'''
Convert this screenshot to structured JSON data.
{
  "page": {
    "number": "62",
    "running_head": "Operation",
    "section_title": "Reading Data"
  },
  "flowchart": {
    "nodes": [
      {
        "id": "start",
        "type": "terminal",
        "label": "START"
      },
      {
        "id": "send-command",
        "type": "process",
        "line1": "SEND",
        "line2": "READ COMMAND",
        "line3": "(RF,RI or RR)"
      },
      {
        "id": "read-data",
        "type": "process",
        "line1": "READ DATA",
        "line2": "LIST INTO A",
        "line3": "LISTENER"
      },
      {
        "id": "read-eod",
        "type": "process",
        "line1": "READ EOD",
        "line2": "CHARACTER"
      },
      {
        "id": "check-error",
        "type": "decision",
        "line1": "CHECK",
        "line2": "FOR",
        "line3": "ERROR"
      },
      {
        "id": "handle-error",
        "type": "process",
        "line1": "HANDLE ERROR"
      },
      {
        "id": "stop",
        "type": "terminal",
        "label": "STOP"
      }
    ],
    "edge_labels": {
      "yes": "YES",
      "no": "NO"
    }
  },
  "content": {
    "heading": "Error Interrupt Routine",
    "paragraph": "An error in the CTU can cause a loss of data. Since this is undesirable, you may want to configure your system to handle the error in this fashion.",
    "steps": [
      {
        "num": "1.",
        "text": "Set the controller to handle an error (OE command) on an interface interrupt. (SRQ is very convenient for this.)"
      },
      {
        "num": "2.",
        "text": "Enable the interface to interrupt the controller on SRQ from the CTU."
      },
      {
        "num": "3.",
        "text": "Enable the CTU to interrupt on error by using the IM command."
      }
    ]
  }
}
'''
- TASK STATEMENT: Using the listing, collect all lines in which the string "interface" is found.

- RESPONSE FOR THIS EXERCISE:
        "text": "Set the controller to handle an error (OE command) on an interface interrupt. (SRQ is very convenient for this.)"
        "text": "Enable the interface to interrupt the controller on SRQ from the CTU."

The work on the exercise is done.